PROVIDED RECORDS
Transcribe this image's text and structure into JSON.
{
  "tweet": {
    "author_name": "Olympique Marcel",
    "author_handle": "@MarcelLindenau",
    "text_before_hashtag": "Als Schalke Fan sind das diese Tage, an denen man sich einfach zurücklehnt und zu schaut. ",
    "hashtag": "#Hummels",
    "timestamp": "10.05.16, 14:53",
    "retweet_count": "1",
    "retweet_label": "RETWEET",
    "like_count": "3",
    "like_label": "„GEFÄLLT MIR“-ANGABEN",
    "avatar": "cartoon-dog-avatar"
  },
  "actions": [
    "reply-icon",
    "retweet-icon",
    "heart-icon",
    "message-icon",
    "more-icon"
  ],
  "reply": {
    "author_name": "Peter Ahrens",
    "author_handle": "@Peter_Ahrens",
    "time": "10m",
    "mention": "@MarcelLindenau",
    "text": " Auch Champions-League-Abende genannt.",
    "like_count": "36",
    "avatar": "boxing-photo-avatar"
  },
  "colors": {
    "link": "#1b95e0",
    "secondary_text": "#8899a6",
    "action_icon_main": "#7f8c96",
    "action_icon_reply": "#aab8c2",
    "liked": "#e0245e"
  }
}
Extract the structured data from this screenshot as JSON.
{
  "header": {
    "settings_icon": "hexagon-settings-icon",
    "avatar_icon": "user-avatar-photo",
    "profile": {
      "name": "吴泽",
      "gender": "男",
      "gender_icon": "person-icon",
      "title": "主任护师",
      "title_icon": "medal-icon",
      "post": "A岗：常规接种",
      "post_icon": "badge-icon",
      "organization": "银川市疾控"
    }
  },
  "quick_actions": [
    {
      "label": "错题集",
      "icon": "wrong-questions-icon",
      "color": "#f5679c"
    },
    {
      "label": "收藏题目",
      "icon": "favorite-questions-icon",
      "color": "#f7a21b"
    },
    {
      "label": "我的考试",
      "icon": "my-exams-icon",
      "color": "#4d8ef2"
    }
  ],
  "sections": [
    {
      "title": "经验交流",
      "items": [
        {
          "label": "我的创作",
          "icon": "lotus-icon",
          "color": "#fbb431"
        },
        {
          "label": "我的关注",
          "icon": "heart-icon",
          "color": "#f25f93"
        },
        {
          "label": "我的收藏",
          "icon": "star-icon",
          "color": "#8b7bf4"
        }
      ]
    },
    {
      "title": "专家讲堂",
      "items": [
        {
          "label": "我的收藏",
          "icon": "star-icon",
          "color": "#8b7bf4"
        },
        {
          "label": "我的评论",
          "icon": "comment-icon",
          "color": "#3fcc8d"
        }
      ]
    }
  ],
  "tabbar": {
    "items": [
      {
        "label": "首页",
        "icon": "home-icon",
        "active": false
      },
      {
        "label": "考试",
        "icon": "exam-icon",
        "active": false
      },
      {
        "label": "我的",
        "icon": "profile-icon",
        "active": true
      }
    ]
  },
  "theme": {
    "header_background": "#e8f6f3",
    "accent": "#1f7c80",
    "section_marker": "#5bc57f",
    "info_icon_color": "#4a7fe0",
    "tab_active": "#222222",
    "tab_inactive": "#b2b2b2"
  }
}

CHALLENGE
Copy each record from above exactly, and include every line.

WRITTEN REPLY
Transcribe this image's text and structure into JSON.
{
  "tweet": {
    "author_name": "Olympique Marcel",
    "author_handle": "@MarcelLindenau",
    "text_before_hashtag": "Als Schalke Fan sind das diese Tage, an denen man sich einfach zurücklehnt und zu schaut. ",
    "hashtag": "#Hummels",
    "timestamp": "10.05.16, 14:53",
    "retweet_count": "1",
    "retweet_label": "RETWEET",
    "like_count": "3",
    "like_label": "„GEFÄLLT MIR“-ANGABEN",
    "avatar": "cartoon-dog-avatar"
  },
  "actions": [
    "reply-icon",
    "retweet-icon",
    "heart-icon",
    "message-icon",
    "more-icon"
  ],
  "reply": {
    "author_name": "Peter Ahrens",
    "author_handle": "@Peter_Ahrens",
    "time": "10m",
    "mention": "@MarcelLindenau",
    "text": " Auch Champions-League-Abende genannt.",
    "like_count": "36",
    "avatar": "boxing-photo-avatar"
  },
  "colors": {
    "link": "#1b95e0",
    "secondary_text": "#8899a6",
    "action_icon_main": "#7f8c96",
    "action_icon_reply": "#aab8c2",
    "liked": "#e0245e"
  }
}
Extract the structured data from this screenshot as JSON.
{
  "header": {
    "settings_icon": "hexagon-settings-icon",
    "avatar_icon": "user-avatar-photo",
    "profile": {
      "name": "吴泽",
      "gender": "男",
      "gender_icon": "person-icon",
      "title": "主任护师",
      "title_icon": "medal-icon",
      "post": "A岗：常规接种",
      "post_icon": "badge-icon",
      "organization": "银川市疾控"
    }
  },
  "quick_actions": [
    {
      "label": "错题集",
      "icon": "wrong-questions-icon",
      "color": "#f5679c"
    },
    {
      "label": "收藏题目",
      "icon": "favorite-questions-icon",
      "color": "#f7a21b"
    },
    {
      "label": "我的考试",
      "icon": "my-exams-icon",
      "color": "#4d8ef2"
    }
  ],
  "sections": [
    {
      "title": "经验交流",
      "items": [
        {
          "label": "我的创作",
          "icon": "lotus-icon",
          "color": "#fbb431"
        },
        {
          "label": "我的关注",
          "icon": "heart-icon",
          "color": "#f25f93"
        },
        {
          "label": "我的收藏",
          "icon": "star-icon",
          "color": "#8b7bf4"
        }
      ]
    },
    {
      "title": "专家讲堂",
      "items": [
        {
          "label": "我的收藏",
          "icon": "star-icon",
          "color": "#8b7bf4"
        },
        {
          "label": "我的评论",
          "icon": "comment-icon",
          "color": "#3fcc8d"
        }
      ]
    }
  ],
  "tabbar": {
    "items": [
      {
        "label": "首页",
        "icon": "home-icon",
        "active": false
      },
      {
        "label": "考试",
        "icon": "exam-icon",
        "active": false
      },
      {
        "label": "我的",
        "icon": "profile-icon",
        "active": true
      }
    ]
  },
  "theme": {
    "header_background": "#e8f6f3",
    "accent": "#1f7c80",
    "section_marker": "#5bc57f",
    "info_icon_color": "#4a7fe0",
    "tab_active": "#222222",
    "tab_inactive": "#b2b2b2"
  }
}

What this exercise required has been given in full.